-- Begin Dataset entries --
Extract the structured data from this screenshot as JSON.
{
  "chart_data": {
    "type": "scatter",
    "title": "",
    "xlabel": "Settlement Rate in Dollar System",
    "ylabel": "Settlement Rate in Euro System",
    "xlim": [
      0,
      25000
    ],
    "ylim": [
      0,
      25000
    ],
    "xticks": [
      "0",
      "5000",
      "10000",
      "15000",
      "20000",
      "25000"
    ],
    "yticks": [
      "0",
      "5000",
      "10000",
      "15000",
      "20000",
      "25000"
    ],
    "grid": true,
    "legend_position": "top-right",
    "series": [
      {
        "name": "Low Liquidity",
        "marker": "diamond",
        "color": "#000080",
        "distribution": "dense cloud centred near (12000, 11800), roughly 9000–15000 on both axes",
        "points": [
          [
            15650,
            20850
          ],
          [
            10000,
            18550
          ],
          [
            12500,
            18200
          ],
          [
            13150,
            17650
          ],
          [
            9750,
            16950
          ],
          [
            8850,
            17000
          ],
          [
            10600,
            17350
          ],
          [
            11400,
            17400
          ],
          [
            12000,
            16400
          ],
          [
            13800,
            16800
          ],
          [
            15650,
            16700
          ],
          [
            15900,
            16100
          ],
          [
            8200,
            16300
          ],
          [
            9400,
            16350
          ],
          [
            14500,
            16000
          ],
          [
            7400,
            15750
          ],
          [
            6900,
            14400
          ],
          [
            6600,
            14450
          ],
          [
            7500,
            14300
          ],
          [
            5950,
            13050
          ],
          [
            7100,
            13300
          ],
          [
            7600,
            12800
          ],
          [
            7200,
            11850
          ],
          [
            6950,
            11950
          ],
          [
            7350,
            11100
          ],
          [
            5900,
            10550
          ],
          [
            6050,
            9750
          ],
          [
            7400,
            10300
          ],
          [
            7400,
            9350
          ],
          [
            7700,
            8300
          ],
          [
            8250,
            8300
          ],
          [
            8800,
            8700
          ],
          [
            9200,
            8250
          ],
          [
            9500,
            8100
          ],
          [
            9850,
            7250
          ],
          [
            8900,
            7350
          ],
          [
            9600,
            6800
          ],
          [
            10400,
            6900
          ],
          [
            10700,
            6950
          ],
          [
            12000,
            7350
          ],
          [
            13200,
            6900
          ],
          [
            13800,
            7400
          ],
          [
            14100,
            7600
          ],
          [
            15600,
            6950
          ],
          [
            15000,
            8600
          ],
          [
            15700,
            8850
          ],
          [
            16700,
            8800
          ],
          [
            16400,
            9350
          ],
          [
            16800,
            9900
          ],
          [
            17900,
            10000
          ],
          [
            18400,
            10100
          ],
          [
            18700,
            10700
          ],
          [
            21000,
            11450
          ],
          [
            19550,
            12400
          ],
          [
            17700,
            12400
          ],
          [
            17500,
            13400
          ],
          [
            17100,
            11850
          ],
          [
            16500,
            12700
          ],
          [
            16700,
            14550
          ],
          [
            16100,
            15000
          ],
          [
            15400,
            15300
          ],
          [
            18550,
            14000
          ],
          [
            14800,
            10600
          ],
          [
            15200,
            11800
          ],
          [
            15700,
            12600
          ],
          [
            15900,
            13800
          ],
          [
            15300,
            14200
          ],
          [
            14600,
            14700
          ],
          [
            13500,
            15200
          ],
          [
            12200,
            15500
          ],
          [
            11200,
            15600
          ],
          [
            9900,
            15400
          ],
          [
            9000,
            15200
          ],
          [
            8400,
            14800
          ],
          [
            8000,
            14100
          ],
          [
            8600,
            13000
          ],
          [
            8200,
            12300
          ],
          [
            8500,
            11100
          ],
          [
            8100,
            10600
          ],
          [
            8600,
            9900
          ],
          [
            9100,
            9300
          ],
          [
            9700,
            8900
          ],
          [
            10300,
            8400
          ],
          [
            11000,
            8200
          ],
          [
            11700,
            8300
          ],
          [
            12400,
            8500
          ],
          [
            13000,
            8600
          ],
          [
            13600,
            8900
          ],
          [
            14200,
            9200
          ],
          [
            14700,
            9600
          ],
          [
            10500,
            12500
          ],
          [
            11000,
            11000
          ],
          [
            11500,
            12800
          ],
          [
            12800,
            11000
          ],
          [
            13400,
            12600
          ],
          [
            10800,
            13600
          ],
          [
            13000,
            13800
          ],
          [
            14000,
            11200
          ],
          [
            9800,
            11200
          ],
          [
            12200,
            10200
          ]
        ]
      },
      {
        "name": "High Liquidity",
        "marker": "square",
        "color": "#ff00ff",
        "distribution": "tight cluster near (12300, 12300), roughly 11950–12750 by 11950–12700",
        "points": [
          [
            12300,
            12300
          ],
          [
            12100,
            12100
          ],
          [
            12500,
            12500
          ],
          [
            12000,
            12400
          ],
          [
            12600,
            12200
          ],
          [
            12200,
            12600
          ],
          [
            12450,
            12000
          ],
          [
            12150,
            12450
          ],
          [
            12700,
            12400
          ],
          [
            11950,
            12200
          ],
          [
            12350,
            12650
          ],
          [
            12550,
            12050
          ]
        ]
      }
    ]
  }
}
-- End Dataset entries --
Prompt: Find how many lines in the listing contain the word "name" and give that count alone.

Solution: 2